» **GOAL**
Reproduce each of the lines below verbatim, omitting the pictures from your answer.

▶

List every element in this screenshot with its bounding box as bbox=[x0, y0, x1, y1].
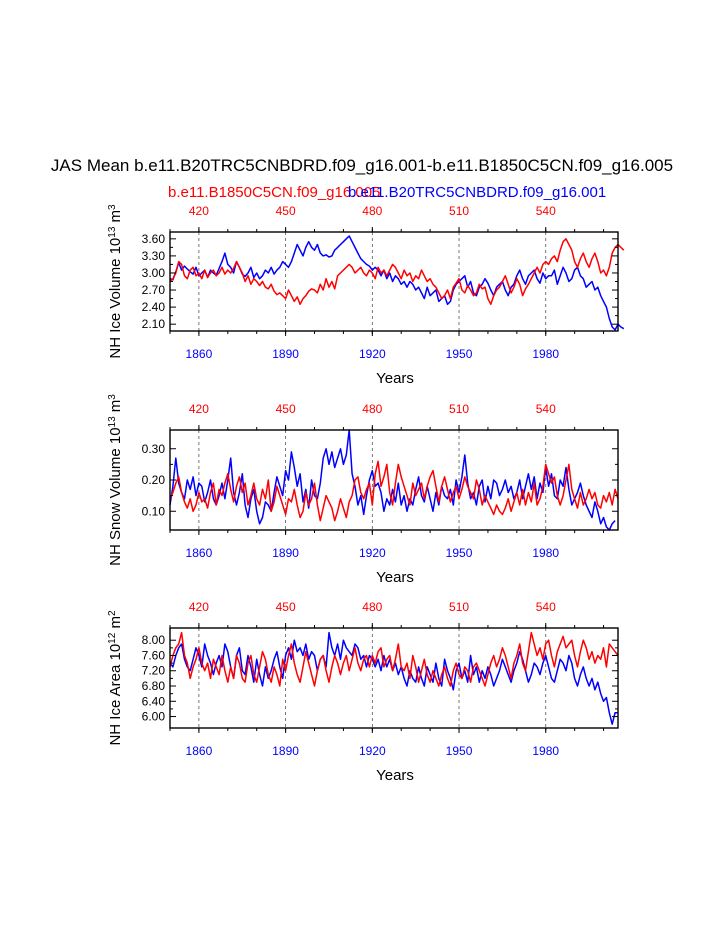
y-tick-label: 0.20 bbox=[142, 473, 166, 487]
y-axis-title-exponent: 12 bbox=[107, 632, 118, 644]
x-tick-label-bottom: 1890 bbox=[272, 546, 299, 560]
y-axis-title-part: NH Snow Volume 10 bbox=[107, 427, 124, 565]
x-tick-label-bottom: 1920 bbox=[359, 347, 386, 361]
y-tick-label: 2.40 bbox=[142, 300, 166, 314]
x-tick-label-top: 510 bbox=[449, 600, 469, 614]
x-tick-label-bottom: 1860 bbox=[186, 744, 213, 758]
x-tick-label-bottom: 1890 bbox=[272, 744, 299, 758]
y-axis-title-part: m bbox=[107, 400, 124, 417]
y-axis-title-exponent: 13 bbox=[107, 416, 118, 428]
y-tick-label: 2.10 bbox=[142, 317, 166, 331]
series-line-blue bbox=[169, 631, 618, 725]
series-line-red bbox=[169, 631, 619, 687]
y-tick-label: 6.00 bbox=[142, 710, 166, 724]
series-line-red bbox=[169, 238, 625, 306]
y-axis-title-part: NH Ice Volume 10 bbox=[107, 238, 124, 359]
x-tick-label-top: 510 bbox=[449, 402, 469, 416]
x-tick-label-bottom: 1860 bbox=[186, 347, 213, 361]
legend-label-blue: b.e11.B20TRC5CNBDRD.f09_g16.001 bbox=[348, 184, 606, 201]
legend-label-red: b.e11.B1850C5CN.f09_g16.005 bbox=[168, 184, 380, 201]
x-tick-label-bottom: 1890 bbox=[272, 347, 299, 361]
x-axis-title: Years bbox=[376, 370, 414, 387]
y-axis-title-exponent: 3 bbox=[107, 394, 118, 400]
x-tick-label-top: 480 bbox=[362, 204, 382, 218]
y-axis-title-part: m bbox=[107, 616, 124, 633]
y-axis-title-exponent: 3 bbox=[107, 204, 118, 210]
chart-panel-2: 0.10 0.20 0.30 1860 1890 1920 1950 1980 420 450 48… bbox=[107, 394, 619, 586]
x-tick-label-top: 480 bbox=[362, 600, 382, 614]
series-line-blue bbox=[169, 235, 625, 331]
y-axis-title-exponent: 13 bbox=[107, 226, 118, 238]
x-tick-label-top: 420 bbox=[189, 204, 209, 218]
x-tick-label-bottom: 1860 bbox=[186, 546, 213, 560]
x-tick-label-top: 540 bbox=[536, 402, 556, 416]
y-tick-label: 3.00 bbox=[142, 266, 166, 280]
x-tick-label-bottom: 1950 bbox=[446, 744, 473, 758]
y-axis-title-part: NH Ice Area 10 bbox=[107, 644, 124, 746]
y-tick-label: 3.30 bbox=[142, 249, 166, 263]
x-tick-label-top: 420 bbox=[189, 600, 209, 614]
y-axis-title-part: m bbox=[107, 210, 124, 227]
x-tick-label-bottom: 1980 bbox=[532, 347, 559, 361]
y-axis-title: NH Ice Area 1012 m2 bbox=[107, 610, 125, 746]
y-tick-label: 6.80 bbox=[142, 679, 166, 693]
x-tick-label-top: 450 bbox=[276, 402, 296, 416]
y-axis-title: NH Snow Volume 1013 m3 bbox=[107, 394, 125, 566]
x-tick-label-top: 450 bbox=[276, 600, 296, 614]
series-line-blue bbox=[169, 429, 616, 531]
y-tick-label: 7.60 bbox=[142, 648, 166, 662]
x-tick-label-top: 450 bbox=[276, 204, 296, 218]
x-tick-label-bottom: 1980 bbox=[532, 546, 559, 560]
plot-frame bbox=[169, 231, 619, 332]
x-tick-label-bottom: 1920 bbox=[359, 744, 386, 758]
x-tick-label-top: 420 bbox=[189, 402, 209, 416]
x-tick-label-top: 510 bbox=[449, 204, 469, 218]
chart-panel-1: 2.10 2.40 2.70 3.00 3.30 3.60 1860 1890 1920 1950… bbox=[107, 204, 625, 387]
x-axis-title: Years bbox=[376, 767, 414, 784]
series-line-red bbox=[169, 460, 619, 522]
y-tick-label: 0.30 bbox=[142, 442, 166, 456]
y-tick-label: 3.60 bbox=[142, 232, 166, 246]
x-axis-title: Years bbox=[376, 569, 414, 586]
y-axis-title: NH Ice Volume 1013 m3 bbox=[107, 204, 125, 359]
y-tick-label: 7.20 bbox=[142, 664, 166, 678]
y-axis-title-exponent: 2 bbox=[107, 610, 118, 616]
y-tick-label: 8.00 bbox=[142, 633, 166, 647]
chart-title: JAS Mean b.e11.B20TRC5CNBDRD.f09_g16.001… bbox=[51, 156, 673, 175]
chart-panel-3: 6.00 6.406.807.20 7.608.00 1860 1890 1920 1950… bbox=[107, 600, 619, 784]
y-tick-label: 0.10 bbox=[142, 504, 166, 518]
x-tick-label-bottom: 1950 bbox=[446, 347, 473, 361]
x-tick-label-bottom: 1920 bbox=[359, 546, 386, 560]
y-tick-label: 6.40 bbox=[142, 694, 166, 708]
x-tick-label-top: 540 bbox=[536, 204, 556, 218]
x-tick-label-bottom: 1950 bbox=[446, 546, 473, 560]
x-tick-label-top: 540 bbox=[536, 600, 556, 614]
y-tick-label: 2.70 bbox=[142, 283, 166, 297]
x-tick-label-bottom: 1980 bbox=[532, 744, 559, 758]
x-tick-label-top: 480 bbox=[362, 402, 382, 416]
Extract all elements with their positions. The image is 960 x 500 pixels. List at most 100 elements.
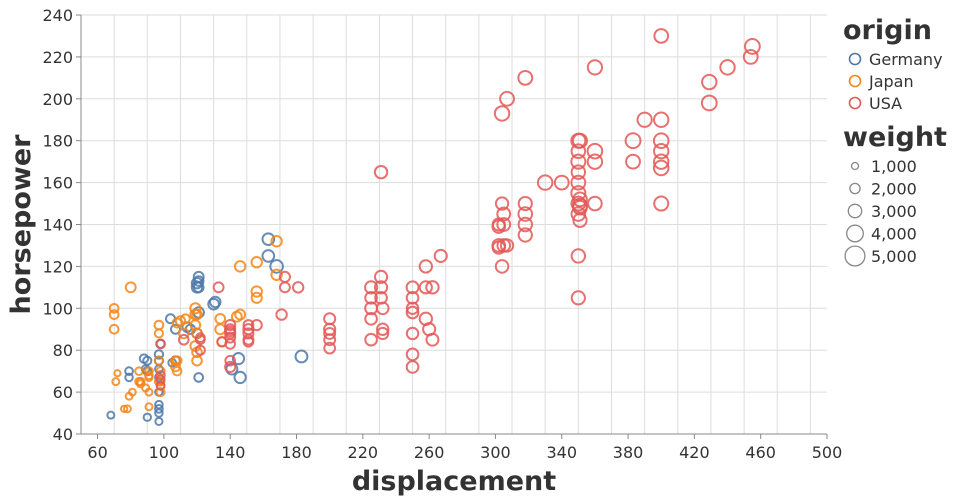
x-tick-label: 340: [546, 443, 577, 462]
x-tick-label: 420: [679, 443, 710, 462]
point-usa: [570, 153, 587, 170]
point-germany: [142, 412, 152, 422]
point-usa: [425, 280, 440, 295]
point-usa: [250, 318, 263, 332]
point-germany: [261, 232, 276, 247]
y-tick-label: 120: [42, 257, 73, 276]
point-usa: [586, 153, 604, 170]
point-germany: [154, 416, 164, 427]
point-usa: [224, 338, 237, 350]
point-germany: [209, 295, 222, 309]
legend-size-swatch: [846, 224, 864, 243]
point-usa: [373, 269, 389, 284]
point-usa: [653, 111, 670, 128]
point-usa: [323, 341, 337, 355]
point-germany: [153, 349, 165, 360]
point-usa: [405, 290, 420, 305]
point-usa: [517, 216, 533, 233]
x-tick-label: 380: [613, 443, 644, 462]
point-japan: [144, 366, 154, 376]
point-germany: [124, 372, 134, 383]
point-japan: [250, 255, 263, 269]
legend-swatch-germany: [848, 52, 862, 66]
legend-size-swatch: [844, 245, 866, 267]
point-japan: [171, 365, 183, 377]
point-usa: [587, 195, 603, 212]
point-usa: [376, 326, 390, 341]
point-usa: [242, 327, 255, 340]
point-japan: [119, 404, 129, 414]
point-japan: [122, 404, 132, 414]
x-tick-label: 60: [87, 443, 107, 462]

◀

» **OUTPUT OF THE EXERCISE**
List every element in this screenshot with its bounding box as bbox=[x0, y0, x1, y1].
y-tick-label: 0.20 bbox=[142, 473, 166, 487]
y-axis-title-exponent: 12 bbox=[107, 632, 118, 644]
x-tick-label-bottom: 1890 bbox=[272, 546, 299, 560]
y-axis-title-part: NH Snow Volume 10 bbox=[107, 427, 124, 565]
x-tick-label-bottom: 1920 bbox=[359, 347, 386, 361]
y-tick-label: 2.40 bbox=[142, 300, 166, 314]
x-tick-label-top: 510 bbox=[449, 600, 469, 614]
x-tick-label-bottom: 1860 bbox=[186, 744, 213, 758]
x-tick-label-bottom: 1890 bbox=[272, 744, 299, 758]
y-axis-title-part: m bbox=[107, 400, 124, 417]
y-axis-title-exponent: 13 bbox=[107, 416, 118, 428]
y-tick-label: 2.10 bbox=[142, 317, 166, 331]
series-line-blue bbox=[169, 631, 618, 725]
series-line-red bbox=[169, 631, 619, 687]
y-tick-label: 6.00 bbox=[142, 710, 166, 724]
series-line-red bbox=[169, 238, 625, 306]
y-axis-title-part: NH Ice Volume 10 bbox=[107, 238, 124, 359]
x-tick-label-top: 510 bbox=[449, 402, 469, 416]
x-tick-label-bottom: 1860 bbox=[186, 347, 213, 361]
legend-label-blue: b.e11.B20TRC5CNBDRD.f09_g16.001 bbox=[348, 184, 606, 201]
legend-label-red: b.e11.B1850C5CN.f09_g16.005 bbox=[168, 184, 380, 201]
x-tick-label-bottom: 1890 bbox=[272, 347, 299, 361]
x-axis-title: Years bbox=[376, 370, 414, 387]
y-axis-title-exponent: 3 bbox=[107, 394, 118, 400]
x-tick-label-top: 480 bbox=[362, 204, 382, 218]
y-axis-title-part: m bbox=[107, 616, 124, 633]
y-axis-title-exponent: 3 bbox=[107, 204, 118, 210]
chart-panel-2: 0.10 0.20 0.30 1860 1890 1920 1950 1980 420 450 48… bbox=[107, 394, 619, 586]
x-tick-label-top: 480 bbox=[362, 600, 382, 614]
series-line-blue bbox=[169, 235, 625, 331]
y-axis-title-exponent: 13 bbox=[107, 226, 118, 238]
x-tick-label-top: 420 bbox=[189, 204, 209, 218]
x-tick-label-bottom: 1860 bbox=[186, 546, 213, 560]
x-tick-label-top: 540 bbox=[536, 402, 556, 416]
y-tick-label: 3.00 bbox=[142, 266, 166, 280]
x-tick-label-bottom: 1950 bbox=[446, 744, 473, 758]
y-axis-title-part: NH Ice Area 10 bbox=[107, 644, 124, 746]
y-tick-label: 3.30 bbox=[142, 249, 166, 263]
x-tick-label-top: 420 bbox=[189, 600, 209, 614]
y-axis-title-part: m bbox=[107, 210, 124, 227]
x-tick-label-bottom: 1980 bbox=[532, 347, 559, 361]
y-axis-title: NH Ice Area 1012 m2 bbox=[107, 610, 125, 746]
y-tick-label: 6.80 bbox=[142, 679, 166, 693]
x-tick-label-top: 450 bbox=[276, 402, 296, 416]
y-axis-title: NH Snow Volume 1013 m3 bbox=[107, 394, 125, 566]
x-tick-label-top: 450 bbox=[276, 600, 296, 614]
series-line-blue bbox=[169, 429, 616, 531]
y-tick-label: 7.60 bbox=[142, 648, 166, 662]
x-tick-label-top: 450 bbox=[276, 204, 296, 218]
x-tick-label-bottom: 1980 bbox=[532, 546, 559, 560]
plot-frame bbox=[169, 231, 619, 332]
x-tick-label-bottom: 1920 bbox=[359, 744, 386, 758]
x-tick-label-top: 420 bbox=[189, 402, 209, 416]
x-tick-label-top: 510 bbox=[449, 204, 469, 218]
chart-panel-1: 2.10 2.40 2.70 3.00 3.30 3.60 1860 1890 1920 1950… bbox=[107, 204, 625, 387]
x-axis-title: Years bbox=[376, 767, 414, 784]
series-line-red bbox=[169, 460, 619, 522]
y-tick-label: 0.30 bbox=[142, 442, 166, 456]
y-tick-label: 3.60 bbox=[142, 232, 166, 246]
x-axis-title: Years bbox=[376, 569, 414, 586]
y-axis-title: NH Ice Volume 1013 m3 bbox=[107, 204, 125, 359]
y-tick-label: 7.20 bbox=[142, 664, 166, 678]
y-axis-title-exponent: 2 bbox=[107, 610, 118, 616]
y-tick-label: 8.00 bbox=[142, 633, 166, 647]
chart-title: JAS Mean b.e11.B20TRC5CNBDRD.f09_g16.001… bbox=[51, 156, 673, 175]
chart-panel-3: 6.00 6.406.807.20 7.608.00 1860 1890 1920 1950… bbox=[107, 600, 619, 784]
y-tick-label: 0.10 bbox=[142, 504, 166, 518]
x-tick-label-bottom: 1950 bbox=[446, 347, 473, 361]
x-tick-label-bottom: 1920 bbox=[359, 546, 386, 560]
y-tick-label: 6.40 bbox=[142, 694, 166, 708]
x-tick-label-top: 540 bbox=[536, 204, 556, 218]
x-tick-label-bottom: 1950 bbox=[446, 546, 473, 560]
x-tick-label-top: 540 bbox=[536, 600, 556, 614]
y-tick-label: 2.70 bbox=[142, 283, 166, 297]
x-tick-label-bottom: 1980 bbox=[532, 744, 559, 758]
x-tick-label-top: 480 bbox=[362, 402, 382, 416]
Extract all elements with their positions. The image is 960 x 500 pixels. List at most 100 elements.
x-tick-label: 340: [546, 443, 577, 462]
x-tick-label: 420: [679, 443, 710, 462]
point-usa: [570, 153, 587, 170]
point-germany: [142, 412, 152, 422]
point-usa: [425, 280, 440, 295]
point-usa: [250, 318, 263, 332]
point-germany: [261, 232, 276, 247]
y-tick-label: 120: [42, 257, 73, 276]
point-usa: [586, 153, 604, 170]
point-germany: [154, 416, 164, 427]
point-usa: [224, 338, 237, 350]
point-germany: [209, 295, 222, 309]
legend-size-swatch: [846, 224, 864, 243]
point-usa: [373, 269, 389, 284]
point-usa: [653, 111, 670, 128]
point-usa: [323, 341, 337, 355]
point-germany: [153, 349, 165, 360]
point-usa: [405, 290, 420, 305]
point-usa: [517, 216, 533, 233]
x-tick-label: 380: [613, 443, 644, 462]
point-japan: [144, 366, 154, 376]
point-germany: [124, 372, 134, 383]
point-japan: [250, 255, 263, 269]
legend-swatch-germany: [848, 52, 862, 66]
legend-size-swatch: [844, 245, 866, 267]
point-japan: [171, 365, 183, 377]
point-usa: [587, 195, 603, 212]
point-usa: [376, 326, 390, 341]
point-usa: [242, 327, 255, 340]
point-japan: [119, 404, 129, 414]
point-japan: [122, 404, 132, 414]
x-tick-label: 60: [87, 443, 107, 462]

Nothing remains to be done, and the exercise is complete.